## RAW DATA
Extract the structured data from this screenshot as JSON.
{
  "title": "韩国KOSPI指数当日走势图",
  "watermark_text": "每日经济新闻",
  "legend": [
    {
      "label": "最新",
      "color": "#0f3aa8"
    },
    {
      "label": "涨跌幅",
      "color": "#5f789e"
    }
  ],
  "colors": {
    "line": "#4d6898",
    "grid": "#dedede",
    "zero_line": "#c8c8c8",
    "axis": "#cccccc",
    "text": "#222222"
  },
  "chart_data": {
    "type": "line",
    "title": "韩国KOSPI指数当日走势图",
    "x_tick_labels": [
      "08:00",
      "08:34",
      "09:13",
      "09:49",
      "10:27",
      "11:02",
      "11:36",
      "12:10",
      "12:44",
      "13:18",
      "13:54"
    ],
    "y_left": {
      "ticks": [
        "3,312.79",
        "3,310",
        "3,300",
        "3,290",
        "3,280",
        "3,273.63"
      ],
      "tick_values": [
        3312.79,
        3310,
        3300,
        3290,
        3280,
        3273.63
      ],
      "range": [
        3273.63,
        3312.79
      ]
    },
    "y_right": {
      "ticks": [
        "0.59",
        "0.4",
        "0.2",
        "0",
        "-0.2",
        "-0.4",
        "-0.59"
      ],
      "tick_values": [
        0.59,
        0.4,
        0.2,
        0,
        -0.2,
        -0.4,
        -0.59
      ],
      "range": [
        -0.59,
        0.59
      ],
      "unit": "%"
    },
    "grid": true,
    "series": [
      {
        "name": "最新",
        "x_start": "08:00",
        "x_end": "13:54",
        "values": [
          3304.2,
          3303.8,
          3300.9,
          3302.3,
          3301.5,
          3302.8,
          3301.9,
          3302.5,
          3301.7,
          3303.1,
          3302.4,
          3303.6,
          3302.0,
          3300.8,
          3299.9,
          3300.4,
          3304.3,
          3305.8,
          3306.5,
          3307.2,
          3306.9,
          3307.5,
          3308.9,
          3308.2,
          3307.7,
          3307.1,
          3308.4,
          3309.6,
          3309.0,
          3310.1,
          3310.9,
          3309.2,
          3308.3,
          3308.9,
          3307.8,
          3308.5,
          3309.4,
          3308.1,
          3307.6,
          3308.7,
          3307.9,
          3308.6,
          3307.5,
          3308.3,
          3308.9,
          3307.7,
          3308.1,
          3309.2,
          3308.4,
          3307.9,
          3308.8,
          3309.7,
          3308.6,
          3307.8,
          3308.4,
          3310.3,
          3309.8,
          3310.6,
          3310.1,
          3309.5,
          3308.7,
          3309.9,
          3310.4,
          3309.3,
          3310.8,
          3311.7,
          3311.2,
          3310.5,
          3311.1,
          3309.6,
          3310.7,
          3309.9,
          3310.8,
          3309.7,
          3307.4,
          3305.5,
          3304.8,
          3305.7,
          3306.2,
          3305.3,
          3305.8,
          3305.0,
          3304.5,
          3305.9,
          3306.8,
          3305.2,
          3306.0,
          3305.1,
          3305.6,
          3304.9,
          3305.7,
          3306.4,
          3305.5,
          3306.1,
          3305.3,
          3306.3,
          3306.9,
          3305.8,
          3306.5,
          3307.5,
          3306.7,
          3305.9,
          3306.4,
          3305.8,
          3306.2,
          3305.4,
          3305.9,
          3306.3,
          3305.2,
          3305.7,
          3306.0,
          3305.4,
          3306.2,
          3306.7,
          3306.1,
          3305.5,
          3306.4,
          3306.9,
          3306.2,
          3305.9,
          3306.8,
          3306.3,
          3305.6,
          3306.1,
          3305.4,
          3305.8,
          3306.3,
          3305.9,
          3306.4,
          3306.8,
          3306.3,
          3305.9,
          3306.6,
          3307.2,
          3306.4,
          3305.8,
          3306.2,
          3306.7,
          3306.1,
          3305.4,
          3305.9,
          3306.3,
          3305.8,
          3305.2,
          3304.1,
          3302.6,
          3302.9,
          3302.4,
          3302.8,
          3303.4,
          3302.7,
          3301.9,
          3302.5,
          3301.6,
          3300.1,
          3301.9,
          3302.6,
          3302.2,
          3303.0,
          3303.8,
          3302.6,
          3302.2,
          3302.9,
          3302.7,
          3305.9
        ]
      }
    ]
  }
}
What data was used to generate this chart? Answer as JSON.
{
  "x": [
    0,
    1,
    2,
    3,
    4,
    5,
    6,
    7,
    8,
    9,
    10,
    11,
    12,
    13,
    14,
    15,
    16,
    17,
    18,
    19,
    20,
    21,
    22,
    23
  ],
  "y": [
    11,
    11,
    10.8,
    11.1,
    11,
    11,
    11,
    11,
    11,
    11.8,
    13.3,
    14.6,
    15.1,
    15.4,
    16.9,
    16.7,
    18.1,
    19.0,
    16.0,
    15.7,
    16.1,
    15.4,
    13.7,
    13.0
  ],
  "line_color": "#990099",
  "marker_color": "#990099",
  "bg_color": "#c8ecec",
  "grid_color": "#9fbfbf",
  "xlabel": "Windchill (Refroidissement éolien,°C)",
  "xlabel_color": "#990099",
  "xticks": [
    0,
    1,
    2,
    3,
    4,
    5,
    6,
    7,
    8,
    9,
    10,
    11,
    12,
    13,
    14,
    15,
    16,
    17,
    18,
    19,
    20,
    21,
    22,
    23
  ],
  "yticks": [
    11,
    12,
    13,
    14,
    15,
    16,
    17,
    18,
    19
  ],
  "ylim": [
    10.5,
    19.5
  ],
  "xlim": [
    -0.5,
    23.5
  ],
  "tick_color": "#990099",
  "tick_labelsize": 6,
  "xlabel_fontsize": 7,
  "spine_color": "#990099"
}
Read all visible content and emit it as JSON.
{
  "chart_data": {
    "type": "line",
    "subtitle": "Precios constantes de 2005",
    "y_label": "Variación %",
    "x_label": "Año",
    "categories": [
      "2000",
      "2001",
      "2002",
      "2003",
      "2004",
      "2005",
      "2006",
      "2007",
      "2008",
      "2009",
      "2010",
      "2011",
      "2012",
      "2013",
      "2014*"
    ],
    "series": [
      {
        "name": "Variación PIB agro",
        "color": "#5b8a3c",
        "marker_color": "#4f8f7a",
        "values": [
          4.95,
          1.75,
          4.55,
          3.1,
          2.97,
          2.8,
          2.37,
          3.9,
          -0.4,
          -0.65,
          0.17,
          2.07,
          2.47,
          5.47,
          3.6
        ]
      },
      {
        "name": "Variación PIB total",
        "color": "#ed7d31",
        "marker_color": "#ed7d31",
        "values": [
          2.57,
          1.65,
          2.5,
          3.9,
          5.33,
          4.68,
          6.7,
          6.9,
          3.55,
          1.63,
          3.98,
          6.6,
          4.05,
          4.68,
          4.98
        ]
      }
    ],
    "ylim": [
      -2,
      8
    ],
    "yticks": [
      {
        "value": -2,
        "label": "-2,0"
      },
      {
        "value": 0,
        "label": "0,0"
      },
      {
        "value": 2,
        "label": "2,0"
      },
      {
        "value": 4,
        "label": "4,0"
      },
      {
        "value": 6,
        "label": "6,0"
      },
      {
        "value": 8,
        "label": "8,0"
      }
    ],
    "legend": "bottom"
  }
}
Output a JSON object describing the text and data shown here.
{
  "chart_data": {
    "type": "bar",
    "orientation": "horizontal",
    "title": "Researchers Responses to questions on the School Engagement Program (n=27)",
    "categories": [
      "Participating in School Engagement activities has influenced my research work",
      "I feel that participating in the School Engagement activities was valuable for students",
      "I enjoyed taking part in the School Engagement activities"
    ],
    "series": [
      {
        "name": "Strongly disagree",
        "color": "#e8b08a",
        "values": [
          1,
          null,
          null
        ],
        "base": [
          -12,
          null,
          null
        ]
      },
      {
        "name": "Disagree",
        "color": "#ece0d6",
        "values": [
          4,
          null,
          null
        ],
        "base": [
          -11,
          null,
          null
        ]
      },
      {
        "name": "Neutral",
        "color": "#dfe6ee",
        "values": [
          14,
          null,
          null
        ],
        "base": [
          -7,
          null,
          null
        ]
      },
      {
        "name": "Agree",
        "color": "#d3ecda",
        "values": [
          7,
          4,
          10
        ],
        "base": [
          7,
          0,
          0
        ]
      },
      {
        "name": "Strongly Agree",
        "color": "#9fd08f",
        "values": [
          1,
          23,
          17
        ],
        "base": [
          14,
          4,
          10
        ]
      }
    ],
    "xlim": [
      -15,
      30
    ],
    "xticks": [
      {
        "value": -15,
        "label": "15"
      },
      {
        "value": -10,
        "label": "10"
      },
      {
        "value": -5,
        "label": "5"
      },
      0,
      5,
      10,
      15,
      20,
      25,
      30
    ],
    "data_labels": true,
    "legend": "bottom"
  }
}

## WHAT THE TASK REQUIRES
Check every line of the data above for the string "this", and copy those that have it.

## FINAL ANSWER
Extract the structured data from this screenshot as JSON.
What data was used to generate this chart? Answer as JSON.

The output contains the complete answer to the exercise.